After writing about how to mix purple paint, I got a lot of questions about what would happen if we mixed purple with black or purple with black. It seems many of us like to use purple paints in our artwork.
Mixing Purple Paint With Black
I have to say that I was super disappointed about mixing purple with black. I was thinking it would make a dark purple or deep purple color like plum, but no!
As soon as you added any black to the purple it got less vibrant and super dark, losing all the depth that purple usually has! And that was even just barely adding a couple of drops of black to bunch of purple paint.
As you know, adding black to purple makes it a shade, but it got so muddy and cloudy that it almost wound up looking like a tone (adding black AND white to the color).
If I am using purple I am wanting a pop of color, so this was not something I will be doing in the future!
Additional Resource :: Mixing Purple With All The Colors of the Rainbow
Mixing Purple Paint With White
I have to say that I was WAY more enthusiastic about mixing purple with white!
When I added white, it kept the vibrancy that we like about purple and just seemed more like light purple. It didn’t become super pastel-y until you were mixing white with a little purple.
I would for sure feel comfortable about making lighter purple for a project, just by mixing some straight white in!
About This Test
Acrylic Paint Color Used: Eggplant
Types of Paint Used: Anita’s All Purpose Acrylic Paint (I got a whole bunch of these cheap at Hobby Lobby!)
True purple is a Secondary Color made up of half and half red and blue which are primary colors. Because I used a straight purple color, it did lighten down to lavender, but had I used a more red purple, we might have gotten more of a maroon or plum color when mixing them.
There are a million different colors of purple (think aubergine, maroon or plum) that you can make using various amounts of red, blue, even yellow or green!
Different Shades of Purple
In theory we could have gotten different shades of purple by adding varying amounts of black to purple, but the black just overwhelmed it altogether.
Magenta is the CYMYK version of purple … it is more fuchsia colored than what I think of as purple. According to color theory, Magenta is the true secondary “purple” color.
I feel like I sounded super grumpy at purple and black. I was really disappointed that even adding a couple of drops of black made it so darn dark! And this is why I do the experiments… so that I know what works when I am going to be doing real artwork in my journals!

[TASKS AND EXERCISES]:
1: Duplicate the passage on mixing purple paint from "Mixing Purple Paint With Black" to "plum, but no!".
2: Answer these questions using the passage on mixing purple paint.
(a) What acrylic paint color was used in the test?
(b) Which two primary colors make up true purple?
(c) According to color theory, which color is the true secondary "purple" color?
The listing that follows comes from a separate source.

[GIVEN DATA]:

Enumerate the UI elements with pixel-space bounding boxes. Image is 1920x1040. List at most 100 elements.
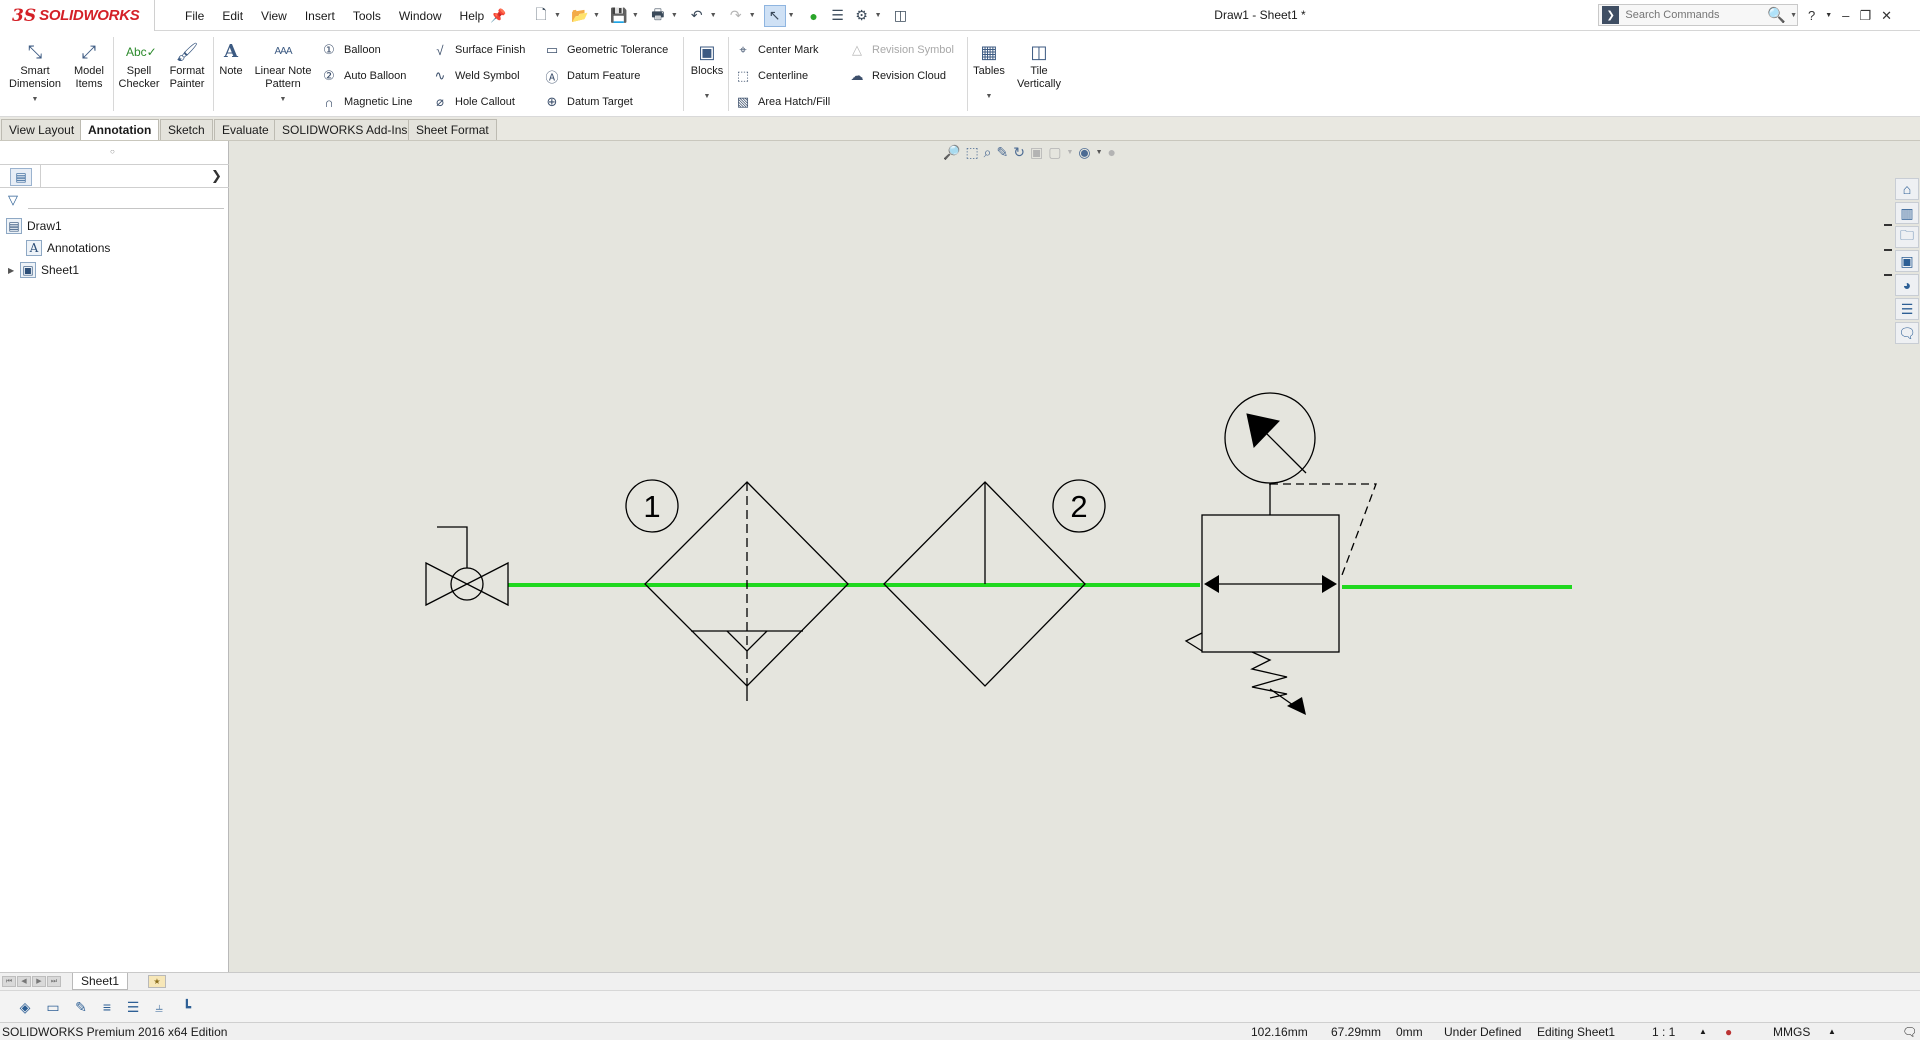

[OUTPUTS]:
1:
Mixing Purple Paint With Black
I have to say that I was super disappointed about mixing purple with black. I was thinking it would make a dark purple or deep purple color like plum, but no!

2:
(a) Eggplant
(b) Red and blue
(c) Magenta